**Short task**. Could you print all the entries exactly?

**Raw records**.
BEGIN

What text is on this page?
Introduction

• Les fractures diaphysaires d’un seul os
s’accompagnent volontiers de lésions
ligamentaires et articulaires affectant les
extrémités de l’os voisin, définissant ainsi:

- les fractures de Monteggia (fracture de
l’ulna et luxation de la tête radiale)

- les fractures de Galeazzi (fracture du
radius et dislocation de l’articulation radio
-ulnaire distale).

END

**Task output**.
What text is on this page?
Introduction

• Les fractures diaphysaires d’un seul os
s’accompagnent volontiers de lésions
ligamentaires et articulaires affectant les
extrémités de l’os voisin, définissant ainsi:

- les fractures de Monteggia (fracture de
l’ulna et luxation de la tête radiale)

- les fractures de Galeazzi (fracture du
radius et dislocation de l’articulation radio
-ulnaire distale).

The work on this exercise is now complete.